Material:
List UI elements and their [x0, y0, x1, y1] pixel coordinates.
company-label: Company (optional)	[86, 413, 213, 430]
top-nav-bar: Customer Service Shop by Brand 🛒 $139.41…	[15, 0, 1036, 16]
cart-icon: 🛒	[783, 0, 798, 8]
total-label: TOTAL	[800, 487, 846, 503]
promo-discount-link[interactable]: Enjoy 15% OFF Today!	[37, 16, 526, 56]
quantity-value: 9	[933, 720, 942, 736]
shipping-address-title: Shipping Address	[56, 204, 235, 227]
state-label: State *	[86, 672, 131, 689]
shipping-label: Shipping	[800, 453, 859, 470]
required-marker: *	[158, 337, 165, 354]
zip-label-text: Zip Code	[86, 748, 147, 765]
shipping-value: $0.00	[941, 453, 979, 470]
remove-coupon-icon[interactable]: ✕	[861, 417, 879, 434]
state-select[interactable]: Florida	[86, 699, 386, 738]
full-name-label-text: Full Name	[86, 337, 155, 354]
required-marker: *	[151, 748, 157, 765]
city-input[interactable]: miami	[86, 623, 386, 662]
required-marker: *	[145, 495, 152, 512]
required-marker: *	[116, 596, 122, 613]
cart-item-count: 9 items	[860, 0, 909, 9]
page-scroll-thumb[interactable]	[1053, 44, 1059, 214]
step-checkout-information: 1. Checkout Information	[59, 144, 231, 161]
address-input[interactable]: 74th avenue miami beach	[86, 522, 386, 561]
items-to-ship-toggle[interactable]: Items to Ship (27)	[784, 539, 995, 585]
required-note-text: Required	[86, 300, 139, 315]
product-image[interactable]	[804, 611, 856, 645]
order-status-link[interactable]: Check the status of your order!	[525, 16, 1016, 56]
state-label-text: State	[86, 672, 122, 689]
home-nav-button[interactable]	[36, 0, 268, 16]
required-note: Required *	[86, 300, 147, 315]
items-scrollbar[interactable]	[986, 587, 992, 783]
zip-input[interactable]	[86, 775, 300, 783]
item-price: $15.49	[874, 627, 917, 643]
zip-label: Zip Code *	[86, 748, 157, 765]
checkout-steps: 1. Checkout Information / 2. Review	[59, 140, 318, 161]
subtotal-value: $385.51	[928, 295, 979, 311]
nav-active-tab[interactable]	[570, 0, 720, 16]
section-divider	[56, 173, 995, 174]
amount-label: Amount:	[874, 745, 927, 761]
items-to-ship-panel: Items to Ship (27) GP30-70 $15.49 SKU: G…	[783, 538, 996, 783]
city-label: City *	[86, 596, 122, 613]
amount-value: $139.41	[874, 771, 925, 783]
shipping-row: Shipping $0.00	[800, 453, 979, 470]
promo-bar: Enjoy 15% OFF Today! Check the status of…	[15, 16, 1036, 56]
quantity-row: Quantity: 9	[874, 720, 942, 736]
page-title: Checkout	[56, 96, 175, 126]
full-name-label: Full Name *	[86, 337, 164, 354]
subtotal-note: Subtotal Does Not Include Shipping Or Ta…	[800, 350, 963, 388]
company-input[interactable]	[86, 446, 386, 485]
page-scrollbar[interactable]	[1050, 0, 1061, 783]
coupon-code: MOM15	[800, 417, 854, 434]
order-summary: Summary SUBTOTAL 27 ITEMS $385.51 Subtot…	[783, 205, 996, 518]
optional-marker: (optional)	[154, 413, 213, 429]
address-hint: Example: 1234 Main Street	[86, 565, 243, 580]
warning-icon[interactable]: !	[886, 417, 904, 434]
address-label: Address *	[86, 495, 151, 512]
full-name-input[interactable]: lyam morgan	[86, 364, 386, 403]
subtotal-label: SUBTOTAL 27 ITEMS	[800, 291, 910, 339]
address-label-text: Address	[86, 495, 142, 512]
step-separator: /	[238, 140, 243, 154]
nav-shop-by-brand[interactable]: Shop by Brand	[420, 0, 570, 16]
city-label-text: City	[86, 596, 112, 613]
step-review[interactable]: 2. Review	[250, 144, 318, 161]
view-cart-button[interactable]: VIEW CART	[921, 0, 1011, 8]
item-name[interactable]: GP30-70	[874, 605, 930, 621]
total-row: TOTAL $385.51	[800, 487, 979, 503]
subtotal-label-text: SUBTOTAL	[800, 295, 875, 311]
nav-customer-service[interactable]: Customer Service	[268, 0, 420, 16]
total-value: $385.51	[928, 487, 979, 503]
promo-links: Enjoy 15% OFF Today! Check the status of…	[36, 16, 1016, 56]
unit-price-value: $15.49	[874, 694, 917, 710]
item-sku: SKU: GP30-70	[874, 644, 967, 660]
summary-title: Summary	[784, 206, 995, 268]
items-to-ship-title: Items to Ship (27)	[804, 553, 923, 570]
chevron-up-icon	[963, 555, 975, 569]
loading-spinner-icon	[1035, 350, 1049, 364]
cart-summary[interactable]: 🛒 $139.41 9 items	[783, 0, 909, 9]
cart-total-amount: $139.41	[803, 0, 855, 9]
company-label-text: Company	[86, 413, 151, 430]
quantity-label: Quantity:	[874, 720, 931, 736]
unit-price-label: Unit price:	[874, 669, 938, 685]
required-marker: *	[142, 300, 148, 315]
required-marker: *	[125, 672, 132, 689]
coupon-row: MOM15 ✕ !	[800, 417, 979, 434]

What to produce:
Reproduce the records verbatim, from the beginning through the line that contains "672, 122, 689]".

Exercise solution:
List UI elements and their [x0, y0, x1, y1] pixel coordinates.
company-label: Company (optional)	[86, 413, 213, 430]
top-nav-bar: Customer Service Shop by Brand 🛒 $139.41…	[15, 0, 1036, 16]
cart-icon: 🛒	[783, 0, 798, 8]
total-label: TOTAL	[800, 487, 846, 503]
promo-discount-link[interactable]: Enjoy 15% OFF Today!	[37, 16, 526, 56]
quantity-value: 9	[933, 720, 942, 736]
shipping-address-title: Shipping Address	[56, 204, 235, 227]
state-label: State *	[86, 672, 131, 689]
shipping-label: Shipping	[800, 453, 859, 470]
required-marker: *	[158, 337, 165, 354]
zip-label-text: Zip Code	[86, 748, 147, 765]
shipping-value: $0.00	[941, 453, 979, 470]
remove-coupon-icon[interactable]: ✕	[861, 417, 879, 434]
state-select[interactable]: Florida	[86, 699, 386, 738]
full-name-label-text: Full Name	[86, 337, 155, 354]
required-marker: *	[151, 748, 157, 765]
city-input[interactable]: miami	[86, 623, 386, 662]
required-marker: *	[145, 495, 152, 512]
required-marker: *	[116, 596, 122, 613]
cart-item-count: 9 items	[860, 0, 909, 9]
page-scroll-thumb[interactable]	[1053, 44, 1059, 214]
step-checkout-information: 1. Checkout Information	[59, 144, 231, 161]
address-input[interactable]: 74th avenue miami beach	[86, 522, 386, 561]
items-to-ship-toggle[interactable]: Items to Ship (27)	[784, 539, 995, 585]
required-note-text: Required	[86, 300, 139, 315]
product-image[interactable]	[804, 611, 856, 645]
order-status-link[interactable]: Check the status of your order!	[525, 16, 1016, 56]
state-label-text: State	[86, 672, 122, 689]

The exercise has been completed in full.